• WHAT IS REQUIRED
Copy exactly the last part of the entries, starting from the line with "Extract all readable text from this page." and including the final line.

• THE RECORDS

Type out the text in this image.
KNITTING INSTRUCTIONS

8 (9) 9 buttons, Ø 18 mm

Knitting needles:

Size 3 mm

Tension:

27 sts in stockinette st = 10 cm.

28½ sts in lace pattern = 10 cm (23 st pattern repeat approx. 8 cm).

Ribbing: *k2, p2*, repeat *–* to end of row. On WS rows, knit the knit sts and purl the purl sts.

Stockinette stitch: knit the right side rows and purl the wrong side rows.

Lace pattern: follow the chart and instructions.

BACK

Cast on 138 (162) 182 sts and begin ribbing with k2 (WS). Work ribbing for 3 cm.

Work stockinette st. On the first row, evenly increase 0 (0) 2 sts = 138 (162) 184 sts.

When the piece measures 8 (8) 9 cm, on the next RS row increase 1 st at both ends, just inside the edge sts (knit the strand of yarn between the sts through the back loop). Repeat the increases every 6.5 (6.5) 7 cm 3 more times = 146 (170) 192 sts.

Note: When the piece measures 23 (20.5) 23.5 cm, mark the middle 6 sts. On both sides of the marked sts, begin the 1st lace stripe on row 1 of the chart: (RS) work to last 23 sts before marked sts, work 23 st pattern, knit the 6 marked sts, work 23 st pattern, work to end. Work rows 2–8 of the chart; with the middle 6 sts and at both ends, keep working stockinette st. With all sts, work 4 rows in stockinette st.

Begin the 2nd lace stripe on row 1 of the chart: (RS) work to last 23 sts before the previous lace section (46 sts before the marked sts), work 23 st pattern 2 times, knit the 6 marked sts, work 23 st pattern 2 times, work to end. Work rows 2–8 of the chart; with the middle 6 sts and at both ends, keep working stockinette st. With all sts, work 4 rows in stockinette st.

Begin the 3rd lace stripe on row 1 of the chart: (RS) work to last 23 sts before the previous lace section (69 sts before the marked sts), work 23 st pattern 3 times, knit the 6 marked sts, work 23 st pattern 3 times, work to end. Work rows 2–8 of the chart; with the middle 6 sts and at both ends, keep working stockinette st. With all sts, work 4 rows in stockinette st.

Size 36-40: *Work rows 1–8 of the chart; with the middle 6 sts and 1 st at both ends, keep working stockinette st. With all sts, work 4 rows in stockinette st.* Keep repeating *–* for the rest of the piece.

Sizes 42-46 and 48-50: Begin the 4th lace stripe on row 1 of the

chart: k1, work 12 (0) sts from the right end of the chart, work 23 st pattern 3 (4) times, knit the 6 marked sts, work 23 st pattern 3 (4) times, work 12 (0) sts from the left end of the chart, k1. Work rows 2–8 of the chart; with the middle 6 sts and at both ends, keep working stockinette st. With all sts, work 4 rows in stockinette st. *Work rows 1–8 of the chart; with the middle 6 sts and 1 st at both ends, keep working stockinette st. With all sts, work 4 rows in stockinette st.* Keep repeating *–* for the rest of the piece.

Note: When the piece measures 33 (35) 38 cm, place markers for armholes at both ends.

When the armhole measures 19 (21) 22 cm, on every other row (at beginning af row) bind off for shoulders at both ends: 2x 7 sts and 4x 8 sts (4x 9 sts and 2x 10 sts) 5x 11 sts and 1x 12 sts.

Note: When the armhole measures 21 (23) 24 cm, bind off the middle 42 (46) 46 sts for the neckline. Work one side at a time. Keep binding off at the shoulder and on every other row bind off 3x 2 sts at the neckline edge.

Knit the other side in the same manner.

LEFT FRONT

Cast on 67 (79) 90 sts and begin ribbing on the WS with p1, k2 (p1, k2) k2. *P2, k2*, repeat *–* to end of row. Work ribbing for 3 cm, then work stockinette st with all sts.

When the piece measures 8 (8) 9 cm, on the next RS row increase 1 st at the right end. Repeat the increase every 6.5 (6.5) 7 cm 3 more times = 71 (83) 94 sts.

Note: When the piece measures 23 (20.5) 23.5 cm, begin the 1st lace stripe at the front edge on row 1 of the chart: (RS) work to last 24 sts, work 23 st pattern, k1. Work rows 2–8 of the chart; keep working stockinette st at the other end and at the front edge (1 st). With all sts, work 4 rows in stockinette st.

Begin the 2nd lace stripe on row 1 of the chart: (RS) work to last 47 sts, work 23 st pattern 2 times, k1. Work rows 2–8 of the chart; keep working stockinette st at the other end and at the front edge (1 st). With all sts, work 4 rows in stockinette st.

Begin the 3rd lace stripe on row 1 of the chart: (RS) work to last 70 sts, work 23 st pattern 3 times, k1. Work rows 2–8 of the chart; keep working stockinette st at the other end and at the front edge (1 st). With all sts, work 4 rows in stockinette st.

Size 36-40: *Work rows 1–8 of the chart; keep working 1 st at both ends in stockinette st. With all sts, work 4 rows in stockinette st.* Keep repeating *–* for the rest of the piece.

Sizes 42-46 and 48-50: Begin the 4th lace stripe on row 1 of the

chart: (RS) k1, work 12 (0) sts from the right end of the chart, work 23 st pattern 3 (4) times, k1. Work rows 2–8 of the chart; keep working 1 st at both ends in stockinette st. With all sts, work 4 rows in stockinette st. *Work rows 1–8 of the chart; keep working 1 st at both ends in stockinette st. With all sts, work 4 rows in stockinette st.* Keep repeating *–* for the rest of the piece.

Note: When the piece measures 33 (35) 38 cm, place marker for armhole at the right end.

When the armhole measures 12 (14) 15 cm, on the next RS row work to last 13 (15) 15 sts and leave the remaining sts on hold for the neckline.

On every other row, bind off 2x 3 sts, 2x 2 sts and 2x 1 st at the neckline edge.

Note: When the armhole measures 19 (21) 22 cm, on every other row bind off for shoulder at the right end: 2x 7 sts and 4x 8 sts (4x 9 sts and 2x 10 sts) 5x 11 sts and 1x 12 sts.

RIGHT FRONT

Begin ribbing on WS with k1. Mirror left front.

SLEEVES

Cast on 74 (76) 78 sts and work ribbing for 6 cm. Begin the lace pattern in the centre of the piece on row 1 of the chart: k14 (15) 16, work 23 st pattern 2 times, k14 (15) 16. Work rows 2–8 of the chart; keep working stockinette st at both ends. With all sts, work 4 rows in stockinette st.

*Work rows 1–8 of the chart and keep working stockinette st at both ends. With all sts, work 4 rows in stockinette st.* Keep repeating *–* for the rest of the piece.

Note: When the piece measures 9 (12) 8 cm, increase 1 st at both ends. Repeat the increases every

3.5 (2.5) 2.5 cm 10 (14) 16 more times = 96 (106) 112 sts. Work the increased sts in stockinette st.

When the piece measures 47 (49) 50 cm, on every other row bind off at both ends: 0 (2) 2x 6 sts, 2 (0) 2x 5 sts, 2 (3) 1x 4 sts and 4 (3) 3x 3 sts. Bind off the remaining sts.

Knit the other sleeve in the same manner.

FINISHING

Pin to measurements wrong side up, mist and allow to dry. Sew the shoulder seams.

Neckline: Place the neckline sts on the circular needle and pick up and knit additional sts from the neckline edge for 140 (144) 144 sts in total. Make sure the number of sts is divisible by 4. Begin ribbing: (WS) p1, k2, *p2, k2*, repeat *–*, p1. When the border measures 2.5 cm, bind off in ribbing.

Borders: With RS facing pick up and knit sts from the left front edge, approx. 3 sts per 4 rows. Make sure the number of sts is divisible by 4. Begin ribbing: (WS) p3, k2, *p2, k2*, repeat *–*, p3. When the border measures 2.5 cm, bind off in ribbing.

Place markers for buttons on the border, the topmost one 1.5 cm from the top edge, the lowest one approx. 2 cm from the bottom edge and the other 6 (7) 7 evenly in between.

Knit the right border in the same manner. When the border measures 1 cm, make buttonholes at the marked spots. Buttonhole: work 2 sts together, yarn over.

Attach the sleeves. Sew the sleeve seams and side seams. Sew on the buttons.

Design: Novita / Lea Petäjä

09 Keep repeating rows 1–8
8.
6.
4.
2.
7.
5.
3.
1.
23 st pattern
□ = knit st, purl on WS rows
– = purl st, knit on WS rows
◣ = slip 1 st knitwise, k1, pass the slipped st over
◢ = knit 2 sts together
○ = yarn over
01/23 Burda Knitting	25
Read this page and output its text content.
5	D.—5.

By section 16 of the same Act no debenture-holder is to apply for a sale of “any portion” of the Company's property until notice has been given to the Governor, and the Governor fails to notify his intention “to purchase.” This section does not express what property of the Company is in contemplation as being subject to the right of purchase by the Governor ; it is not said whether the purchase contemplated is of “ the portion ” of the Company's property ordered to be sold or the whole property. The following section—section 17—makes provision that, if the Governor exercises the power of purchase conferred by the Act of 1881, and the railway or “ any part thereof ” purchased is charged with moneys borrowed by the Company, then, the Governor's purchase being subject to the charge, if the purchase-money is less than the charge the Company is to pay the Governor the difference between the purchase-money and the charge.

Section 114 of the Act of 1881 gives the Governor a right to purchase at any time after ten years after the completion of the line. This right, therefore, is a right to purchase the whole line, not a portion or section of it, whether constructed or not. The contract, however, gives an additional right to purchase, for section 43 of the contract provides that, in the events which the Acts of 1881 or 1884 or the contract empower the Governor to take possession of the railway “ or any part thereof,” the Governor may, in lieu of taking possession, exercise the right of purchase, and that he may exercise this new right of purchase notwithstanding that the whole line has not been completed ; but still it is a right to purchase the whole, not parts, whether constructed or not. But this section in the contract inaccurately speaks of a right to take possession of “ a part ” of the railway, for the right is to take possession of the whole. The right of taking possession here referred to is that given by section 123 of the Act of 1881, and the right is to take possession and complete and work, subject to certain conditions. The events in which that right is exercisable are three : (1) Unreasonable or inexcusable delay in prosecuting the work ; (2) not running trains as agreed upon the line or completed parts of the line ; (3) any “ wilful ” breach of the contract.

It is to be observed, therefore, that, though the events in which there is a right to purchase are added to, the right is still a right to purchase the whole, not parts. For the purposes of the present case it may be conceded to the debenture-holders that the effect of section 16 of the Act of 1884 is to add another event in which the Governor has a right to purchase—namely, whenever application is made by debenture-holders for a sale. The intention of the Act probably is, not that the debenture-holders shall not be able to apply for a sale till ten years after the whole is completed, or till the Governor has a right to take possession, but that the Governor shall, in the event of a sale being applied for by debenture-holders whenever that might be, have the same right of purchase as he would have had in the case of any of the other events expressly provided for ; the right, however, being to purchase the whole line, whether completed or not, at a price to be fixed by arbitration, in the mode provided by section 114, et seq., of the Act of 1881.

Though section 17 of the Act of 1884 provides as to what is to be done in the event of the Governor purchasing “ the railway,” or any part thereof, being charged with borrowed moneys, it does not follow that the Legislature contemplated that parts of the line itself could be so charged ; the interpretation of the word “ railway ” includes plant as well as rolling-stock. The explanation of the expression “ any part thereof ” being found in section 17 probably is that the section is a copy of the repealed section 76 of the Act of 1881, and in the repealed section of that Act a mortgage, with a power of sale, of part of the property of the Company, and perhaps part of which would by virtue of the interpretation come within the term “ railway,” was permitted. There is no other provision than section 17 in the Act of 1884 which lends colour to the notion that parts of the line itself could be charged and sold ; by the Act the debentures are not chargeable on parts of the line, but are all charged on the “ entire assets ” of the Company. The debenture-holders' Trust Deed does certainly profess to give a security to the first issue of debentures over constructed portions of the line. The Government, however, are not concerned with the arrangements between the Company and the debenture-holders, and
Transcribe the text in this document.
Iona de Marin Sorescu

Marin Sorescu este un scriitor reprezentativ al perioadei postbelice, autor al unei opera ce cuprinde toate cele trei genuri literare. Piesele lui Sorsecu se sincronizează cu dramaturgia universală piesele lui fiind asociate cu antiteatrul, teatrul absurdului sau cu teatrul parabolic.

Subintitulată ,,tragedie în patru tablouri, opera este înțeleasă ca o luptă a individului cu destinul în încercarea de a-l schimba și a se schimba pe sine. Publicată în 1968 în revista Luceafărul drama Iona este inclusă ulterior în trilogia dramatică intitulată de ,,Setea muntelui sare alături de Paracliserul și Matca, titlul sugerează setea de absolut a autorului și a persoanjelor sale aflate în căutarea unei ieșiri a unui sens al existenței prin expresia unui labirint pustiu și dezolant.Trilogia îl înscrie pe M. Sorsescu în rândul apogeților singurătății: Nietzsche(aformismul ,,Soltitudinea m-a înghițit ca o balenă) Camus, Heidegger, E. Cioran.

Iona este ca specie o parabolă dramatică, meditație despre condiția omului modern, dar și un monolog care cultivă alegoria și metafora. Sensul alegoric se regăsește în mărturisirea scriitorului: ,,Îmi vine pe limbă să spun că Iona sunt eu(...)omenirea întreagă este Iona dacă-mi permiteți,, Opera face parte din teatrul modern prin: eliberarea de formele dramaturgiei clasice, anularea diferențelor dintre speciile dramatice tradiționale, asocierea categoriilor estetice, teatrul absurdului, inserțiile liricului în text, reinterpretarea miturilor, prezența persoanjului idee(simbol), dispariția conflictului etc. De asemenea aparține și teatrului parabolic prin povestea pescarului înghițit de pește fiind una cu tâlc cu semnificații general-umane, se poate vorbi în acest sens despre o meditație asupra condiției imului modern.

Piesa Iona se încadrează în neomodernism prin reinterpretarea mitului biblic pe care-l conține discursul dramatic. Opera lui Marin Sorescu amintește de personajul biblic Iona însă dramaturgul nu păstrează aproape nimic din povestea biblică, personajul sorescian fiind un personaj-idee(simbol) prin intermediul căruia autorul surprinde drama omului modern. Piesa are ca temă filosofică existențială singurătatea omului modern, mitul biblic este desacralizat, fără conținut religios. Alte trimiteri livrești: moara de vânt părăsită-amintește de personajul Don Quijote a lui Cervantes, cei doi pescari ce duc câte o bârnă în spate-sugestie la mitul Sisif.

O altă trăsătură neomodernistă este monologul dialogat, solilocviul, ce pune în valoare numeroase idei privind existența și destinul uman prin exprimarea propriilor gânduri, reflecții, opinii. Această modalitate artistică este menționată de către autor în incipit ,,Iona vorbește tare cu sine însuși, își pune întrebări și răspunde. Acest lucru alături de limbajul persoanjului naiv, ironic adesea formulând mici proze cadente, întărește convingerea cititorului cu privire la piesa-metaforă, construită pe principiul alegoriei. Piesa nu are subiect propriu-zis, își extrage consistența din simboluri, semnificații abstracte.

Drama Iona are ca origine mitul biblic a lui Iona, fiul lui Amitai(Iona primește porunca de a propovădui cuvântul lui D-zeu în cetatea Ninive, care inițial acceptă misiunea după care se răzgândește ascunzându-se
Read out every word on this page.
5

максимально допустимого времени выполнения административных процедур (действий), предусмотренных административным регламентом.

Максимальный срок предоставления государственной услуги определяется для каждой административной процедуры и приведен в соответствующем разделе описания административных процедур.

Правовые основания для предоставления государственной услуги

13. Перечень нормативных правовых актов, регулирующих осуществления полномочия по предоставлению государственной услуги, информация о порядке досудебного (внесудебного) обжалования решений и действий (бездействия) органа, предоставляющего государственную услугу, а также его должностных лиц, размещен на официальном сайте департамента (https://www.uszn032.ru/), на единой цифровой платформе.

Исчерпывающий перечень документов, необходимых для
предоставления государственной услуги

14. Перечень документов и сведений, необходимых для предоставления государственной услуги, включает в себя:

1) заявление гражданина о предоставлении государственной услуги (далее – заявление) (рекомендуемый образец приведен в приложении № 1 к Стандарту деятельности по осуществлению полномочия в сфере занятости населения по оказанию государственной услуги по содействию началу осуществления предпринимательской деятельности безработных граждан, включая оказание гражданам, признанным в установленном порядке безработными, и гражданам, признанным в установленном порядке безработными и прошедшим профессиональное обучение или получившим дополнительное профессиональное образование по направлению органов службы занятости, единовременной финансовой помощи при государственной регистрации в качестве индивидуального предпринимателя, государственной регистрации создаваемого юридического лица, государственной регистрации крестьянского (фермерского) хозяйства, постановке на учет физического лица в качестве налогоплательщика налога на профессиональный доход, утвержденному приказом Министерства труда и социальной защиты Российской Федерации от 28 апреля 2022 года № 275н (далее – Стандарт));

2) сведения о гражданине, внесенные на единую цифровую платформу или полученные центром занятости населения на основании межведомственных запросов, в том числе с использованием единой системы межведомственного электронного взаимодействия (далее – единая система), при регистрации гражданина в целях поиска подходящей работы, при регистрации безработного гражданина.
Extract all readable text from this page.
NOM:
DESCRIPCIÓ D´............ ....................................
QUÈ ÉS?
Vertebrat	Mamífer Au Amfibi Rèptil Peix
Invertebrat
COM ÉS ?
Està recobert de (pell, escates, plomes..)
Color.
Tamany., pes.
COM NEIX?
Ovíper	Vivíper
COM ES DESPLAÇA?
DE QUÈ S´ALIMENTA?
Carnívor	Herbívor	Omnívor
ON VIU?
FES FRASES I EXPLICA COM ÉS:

• RESPONSE BELOW
Extract all readable text from this page.
NOM:
DESCRIPCIÓ D´............ ....................................
QUÈ ÉS?
Vertebrat	Mamífer Au Amfibi Rèptil Peix
Invertebrat
COM ÉS ?
Està recobert de (pell, escates, plomes..)
Color.
Tamany., pes.
COM NEIX?
Ovíper	Vivíper
COM ES DESPLAÇA?
DE QUÈ S´ALIMENTA?
Carnívor	Herbívor	Omnívor
ON VIU?
FES FRASES I EXPLICA COM ÉS:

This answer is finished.